Extract, from the listing that follows, each line containing the word "zich".

>> Begin

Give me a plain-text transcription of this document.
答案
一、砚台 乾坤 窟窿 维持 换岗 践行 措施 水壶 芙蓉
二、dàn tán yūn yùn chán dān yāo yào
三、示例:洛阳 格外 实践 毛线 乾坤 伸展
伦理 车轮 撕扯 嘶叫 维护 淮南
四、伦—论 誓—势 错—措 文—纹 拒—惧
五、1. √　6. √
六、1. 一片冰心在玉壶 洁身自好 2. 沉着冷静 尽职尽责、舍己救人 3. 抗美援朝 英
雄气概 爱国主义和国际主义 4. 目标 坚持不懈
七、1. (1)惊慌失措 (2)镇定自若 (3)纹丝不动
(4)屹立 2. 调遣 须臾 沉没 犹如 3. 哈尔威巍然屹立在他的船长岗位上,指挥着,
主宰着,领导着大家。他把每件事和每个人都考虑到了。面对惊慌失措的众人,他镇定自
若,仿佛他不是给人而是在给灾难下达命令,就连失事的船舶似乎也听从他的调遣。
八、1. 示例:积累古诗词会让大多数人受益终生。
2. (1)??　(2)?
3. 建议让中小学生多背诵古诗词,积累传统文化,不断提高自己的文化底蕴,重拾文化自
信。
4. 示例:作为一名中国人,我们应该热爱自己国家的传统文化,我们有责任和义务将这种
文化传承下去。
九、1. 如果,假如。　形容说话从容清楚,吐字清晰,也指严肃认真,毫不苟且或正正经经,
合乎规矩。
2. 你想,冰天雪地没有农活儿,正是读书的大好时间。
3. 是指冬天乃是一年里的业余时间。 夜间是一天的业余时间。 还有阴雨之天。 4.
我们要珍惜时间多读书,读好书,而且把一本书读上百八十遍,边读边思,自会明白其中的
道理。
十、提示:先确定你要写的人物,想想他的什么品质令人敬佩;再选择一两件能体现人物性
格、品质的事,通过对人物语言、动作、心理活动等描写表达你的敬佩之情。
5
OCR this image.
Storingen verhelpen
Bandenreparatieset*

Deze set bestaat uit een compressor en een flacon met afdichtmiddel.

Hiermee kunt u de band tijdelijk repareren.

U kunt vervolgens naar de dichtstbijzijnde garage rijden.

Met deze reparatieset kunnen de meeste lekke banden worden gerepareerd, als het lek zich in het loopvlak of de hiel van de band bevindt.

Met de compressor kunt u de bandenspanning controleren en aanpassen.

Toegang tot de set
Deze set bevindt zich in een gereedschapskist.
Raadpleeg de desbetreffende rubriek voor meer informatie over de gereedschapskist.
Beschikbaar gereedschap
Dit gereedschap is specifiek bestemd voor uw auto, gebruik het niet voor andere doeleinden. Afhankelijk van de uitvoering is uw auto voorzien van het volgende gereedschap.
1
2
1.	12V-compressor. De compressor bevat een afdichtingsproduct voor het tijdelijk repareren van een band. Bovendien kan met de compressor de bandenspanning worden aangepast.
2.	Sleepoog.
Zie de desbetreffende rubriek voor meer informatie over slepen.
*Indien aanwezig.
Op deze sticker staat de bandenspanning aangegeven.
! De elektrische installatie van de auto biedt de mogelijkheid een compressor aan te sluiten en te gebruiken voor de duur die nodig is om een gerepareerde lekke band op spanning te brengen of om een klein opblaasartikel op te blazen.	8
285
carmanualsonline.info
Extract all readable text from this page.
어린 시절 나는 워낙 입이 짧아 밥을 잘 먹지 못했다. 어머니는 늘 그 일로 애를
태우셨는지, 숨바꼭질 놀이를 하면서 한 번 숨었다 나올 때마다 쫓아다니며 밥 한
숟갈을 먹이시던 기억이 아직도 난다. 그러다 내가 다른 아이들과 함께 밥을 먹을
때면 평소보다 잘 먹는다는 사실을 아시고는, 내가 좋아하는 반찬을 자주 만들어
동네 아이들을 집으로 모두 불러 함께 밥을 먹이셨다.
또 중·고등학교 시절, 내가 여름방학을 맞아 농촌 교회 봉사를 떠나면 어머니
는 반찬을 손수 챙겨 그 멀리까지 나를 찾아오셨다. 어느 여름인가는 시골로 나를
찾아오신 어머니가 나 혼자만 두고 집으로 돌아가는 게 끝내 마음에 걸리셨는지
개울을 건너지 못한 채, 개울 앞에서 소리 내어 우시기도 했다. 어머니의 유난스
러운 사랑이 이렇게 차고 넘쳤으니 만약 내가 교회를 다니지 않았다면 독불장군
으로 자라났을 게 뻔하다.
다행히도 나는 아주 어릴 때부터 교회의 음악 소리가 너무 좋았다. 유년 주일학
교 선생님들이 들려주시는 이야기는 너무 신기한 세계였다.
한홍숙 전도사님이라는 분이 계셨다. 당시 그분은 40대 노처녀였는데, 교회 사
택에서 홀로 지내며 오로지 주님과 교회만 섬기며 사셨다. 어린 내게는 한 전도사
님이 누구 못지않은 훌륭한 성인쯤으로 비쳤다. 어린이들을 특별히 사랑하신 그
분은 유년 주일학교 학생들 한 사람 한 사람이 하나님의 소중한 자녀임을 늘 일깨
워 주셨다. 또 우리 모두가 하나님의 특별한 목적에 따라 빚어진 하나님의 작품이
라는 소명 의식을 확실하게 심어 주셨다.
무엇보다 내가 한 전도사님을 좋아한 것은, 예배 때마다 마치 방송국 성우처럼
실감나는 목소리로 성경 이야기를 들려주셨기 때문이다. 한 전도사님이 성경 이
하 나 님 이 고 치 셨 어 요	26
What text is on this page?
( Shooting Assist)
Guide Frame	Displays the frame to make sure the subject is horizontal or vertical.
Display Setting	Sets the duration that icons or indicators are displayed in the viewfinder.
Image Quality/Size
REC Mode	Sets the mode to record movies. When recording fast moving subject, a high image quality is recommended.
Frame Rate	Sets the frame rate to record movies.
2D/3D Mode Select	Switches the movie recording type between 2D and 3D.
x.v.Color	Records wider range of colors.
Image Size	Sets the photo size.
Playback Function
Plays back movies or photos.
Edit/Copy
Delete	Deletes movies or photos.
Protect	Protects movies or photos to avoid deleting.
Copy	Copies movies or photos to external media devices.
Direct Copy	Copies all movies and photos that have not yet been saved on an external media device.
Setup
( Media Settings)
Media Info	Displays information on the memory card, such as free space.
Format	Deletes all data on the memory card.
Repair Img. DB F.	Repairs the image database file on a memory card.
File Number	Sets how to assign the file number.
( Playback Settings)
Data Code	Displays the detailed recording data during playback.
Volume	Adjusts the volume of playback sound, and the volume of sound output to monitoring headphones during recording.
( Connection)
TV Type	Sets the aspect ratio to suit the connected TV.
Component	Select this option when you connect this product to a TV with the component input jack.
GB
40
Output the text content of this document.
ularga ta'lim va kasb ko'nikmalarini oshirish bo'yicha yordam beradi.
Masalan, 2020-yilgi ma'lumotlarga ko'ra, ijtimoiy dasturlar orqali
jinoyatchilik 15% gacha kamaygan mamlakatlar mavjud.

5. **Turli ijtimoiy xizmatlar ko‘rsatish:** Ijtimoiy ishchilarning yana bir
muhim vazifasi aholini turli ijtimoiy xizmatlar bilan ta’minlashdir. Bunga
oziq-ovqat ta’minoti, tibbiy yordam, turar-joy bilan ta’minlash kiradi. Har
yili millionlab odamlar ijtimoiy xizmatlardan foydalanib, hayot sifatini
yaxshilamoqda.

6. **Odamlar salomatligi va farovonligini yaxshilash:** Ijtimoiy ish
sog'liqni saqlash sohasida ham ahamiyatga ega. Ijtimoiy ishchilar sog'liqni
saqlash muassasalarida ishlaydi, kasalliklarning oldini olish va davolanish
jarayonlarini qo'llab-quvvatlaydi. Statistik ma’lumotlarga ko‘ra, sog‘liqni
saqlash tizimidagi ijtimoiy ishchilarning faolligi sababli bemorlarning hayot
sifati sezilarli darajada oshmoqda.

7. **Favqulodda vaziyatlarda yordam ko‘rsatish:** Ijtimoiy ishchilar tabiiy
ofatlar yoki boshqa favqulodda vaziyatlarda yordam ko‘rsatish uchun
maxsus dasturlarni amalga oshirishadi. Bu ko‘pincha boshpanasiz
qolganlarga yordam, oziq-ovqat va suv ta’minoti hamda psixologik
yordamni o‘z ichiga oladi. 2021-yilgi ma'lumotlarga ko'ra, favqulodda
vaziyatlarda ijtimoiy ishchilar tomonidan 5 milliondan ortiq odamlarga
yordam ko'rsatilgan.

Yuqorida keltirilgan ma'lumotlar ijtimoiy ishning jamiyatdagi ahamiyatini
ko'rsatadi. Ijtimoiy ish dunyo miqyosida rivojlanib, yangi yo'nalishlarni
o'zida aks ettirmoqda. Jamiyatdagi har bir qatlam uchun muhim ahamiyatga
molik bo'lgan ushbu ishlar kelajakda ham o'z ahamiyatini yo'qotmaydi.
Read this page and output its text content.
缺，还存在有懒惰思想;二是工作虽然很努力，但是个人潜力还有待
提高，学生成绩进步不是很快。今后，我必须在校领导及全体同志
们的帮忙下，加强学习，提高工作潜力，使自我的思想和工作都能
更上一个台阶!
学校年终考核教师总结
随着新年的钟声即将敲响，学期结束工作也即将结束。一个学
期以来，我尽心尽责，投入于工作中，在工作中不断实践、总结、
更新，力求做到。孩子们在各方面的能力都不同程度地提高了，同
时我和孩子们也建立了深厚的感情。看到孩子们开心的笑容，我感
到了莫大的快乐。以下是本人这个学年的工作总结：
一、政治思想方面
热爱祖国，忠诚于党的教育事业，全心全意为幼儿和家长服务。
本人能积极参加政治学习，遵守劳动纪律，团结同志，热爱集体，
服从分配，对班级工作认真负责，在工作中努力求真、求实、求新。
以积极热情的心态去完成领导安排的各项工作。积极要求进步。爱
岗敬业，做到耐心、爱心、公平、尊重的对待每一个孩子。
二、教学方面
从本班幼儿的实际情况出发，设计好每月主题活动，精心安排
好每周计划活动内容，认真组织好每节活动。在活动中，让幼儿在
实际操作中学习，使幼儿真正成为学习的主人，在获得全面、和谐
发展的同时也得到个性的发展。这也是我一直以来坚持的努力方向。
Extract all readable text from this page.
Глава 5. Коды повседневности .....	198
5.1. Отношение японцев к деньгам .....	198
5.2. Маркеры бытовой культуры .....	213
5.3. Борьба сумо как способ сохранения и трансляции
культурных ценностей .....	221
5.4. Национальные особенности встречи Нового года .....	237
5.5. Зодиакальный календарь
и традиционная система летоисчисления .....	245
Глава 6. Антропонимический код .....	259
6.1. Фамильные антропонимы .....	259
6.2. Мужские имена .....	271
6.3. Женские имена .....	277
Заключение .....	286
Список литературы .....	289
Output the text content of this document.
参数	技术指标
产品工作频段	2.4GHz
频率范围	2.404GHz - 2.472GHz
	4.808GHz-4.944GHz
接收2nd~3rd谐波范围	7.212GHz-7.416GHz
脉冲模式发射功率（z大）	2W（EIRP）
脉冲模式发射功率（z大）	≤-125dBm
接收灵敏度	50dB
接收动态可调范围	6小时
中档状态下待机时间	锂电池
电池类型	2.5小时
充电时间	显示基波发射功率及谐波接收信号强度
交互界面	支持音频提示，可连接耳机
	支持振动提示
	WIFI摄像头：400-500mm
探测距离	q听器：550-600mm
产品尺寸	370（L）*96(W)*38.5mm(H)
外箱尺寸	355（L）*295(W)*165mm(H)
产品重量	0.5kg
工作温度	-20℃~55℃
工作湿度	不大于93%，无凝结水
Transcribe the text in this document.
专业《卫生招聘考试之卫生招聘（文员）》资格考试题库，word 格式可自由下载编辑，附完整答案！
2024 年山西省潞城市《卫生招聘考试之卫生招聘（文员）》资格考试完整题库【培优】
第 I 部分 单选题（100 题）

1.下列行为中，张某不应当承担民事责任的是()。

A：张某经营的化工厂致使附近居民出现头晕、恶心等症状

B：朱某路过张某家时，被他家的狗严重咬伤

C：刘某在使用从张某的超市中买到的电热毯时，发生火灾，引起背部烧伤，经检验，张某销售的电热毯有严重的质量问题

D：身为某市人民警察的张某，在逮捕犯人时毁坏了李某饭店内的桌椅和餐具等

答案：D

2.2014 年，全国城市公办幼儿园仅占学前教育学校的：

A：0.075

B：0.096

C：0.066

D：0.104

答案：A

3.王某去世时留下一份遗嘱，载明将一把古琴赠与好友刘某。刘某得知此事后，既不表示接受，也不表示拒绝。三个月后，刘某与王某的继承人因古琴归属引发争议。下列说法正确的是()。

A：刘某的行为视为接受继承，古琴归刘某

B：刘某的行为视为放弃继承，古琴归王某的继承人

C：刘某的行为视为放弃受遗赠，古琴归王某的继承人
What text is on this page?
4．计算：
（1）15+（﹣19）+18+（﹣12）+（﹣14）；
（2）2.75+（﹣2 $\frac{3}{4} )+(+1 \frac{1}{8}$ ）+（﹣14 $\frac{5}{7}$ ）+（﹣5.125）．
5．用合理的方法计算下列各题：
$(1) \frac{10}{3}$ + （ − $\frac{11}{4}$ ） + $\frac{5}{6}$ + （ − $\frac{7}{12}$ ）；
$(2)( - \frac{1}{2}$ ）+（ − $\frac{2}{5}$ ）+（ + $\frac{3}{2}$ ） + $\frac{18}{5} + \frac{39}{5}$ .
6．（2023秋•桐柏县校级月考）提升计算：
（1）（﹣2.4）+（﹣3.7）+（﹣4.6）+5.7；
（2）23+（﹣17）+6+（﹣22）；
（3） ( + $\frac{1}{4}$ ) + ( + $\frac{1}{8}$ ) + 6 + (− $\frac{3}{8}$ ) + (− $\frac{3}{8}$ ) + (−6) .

>> End

## OUTPUT
Met deze reparatieset kunnen de meeste lekke banden worden gerepareerd, als het lek zich in het loopvlak of de hiel van de band bevindt.
Deze set bevindt zich in een gereedschapskist.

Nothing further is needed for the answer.